Task goal: Can you write out everything in the pension credit passage below, from "In terms of" down to "exercise is for."?

Another example is the treatment of capital in pension credit. In the consultation document we said that we would consider the options for reforming the system to take income from capital into account. We could follow the tax system and take actual income and savings into account but we have listened to pensioner groups which said that pensioners would find it onerous and complex to record actual income from their savings. What is gross? What is net? We decided, therefore, on the notional rather than actual rate of return, plus the £6,000 disregard. This will be simpler for pensioners who will not have to declare precisely how much interest they have received.

Not following the tax-like approach here has also allowed us to deliver on our objective of taking many pensioners out of the capital rules—by ignoring the first £6,000 of savings. I hope that the Committee agrees that this makes better sense. When I referred to 70,000 who may pay tax, I should have said that 70,000 people may come within the new tax credit framework, not necessarily paying tax.

The noble Baroness referred to the consultation document. In that document we said that we sought to simplify and raise the guaranteed minimum income level to over £100 a week by 2003. We are doing that. We said that we wanted to replace the old pound for pound withdrawal system by a much fairer system which would abolish the savings trap. We are doing that. We said that we would abolish the capital rules and replace them with an income test more in line with the income tax system. We are not doing that, as I have said, because we listened to pensioners and pensioner groups prefer the approach that we have adopted. That was not necessarily our first thought but it is so after consultation. That is the point of a consultation paper.

We said that we would move away from the intrusive weekly means test to a system where awards are fixed over much longer time periods. We are doing that. We said that we would reduce the income tax burden on pensioners by raising the personal tax allowances available to those aged 65 or over. We are doing that.

In terms of the consultation document to which the noble Baroness referred, we have met our proposals apart from that on the treatment of capital, and there we have moved in response to pensioners' organisations and the consultation exercise. That is, of course, what a consultation exercise is for.

In the light of this response, I hope that the noble Baroness will feel able to withdraw the amendment.

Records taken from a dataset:
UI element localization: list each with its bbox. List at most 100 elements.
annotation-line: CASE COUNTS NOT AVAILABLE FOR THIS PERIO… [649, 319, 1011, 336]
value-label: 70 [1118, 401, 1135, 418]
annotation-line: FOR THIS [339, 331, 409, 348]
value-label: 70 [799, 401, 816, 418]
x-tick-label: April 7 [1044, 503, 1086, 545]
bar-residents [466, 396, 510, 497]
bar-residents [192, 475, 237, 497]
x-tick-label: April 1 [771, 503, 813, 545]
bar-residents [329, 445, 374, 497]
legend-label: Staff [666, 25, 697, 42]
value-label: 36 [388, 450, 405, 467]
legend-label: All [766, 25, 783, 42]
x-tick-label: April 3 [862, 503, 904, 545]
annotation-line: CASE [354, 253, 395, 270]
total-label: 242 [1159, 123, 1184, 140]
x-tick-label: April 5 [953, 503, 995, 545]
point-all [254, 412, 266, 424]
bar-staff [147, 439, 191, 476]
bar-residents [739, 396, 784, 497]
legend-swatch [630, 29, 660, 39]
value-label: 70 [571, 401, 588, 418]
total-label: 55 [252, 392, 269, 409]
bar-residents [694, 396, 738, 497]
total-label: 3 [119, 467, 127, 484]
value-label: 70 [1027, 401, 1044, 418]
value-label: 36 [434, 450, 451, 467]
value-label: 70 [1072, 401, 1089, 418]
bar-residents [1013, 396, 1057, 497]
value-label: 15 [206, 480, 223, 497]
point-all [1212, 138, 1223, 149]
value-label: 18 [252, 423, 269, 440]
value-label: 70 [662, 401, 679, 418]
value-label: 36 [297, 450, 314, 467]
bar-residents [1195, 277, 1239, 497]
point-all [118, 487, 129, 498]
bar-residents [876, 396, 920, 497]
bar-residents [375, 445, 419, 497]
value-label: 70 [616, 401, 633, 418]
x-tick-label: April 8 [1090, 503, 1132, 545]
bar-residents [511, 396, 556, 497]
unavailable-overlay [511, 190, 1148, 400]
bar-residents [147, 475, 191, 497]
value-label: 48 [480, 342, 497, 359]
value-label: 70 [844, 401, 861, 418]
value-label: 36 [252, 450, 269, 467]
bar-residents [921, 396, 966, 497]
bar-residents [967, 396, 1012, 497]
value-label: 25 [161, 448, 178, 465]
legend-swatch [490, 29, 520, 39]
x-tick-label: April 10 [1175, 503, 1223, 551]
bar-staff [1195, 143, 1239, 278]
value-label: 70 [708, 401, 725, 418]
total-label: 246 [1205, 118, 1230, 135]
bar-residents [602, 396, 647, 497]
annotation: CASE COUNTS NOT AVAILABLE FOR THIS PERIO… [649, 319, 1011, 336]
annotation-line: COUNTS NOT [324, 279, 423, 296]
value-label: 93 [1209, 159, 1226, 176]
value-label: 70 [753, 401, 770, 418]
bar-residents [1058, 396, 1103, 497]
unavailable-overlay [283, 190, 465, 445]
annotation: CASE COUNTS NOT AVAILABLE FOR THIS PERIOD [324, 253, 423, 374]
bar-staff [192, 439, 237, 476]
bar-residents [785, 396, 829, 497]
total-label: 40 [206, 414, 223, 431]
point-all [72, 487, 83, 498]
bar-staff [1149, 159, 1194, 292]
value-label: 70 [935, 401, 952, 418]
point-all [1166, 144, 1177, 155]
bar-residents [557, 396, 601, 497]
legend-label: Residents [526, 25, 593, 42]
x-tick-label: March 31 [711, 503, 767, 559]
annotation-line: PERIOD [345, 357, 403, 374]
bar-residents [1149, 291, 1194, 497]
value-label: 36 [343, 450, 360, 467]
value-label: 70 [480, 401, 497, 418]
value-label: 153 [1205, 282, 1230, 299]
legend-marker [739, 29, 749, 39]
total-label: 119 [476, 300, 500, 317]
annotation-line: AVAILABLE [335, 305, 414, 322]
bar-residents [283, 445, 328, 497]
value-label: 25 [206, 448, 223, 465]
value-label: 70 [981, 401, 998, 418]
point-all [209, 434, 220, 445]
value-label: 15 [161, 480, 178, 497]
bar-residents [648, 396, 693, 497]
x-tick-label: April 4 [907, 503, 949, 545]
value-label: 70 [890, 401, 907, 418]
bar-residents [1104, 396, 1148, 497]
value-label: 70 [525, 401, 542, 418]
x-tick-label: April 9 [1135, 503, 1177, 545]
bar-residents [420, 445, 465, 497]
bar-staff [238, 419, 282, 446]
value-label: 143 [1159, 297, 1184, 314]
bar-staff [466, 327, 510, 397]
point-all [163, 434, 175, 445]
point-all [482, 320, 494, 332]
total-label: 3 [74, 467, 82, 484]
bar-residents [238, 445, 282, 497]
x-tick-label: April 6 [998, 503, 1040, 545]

Solution to this task:
In terms of the consultation document to which the noble Baroness referred, we have met our proposals apart from that on the treatment of capital, and there we have moved in response to pensioners' organisations and the consultation exercise. That is, of course, what a consultation exercise is for.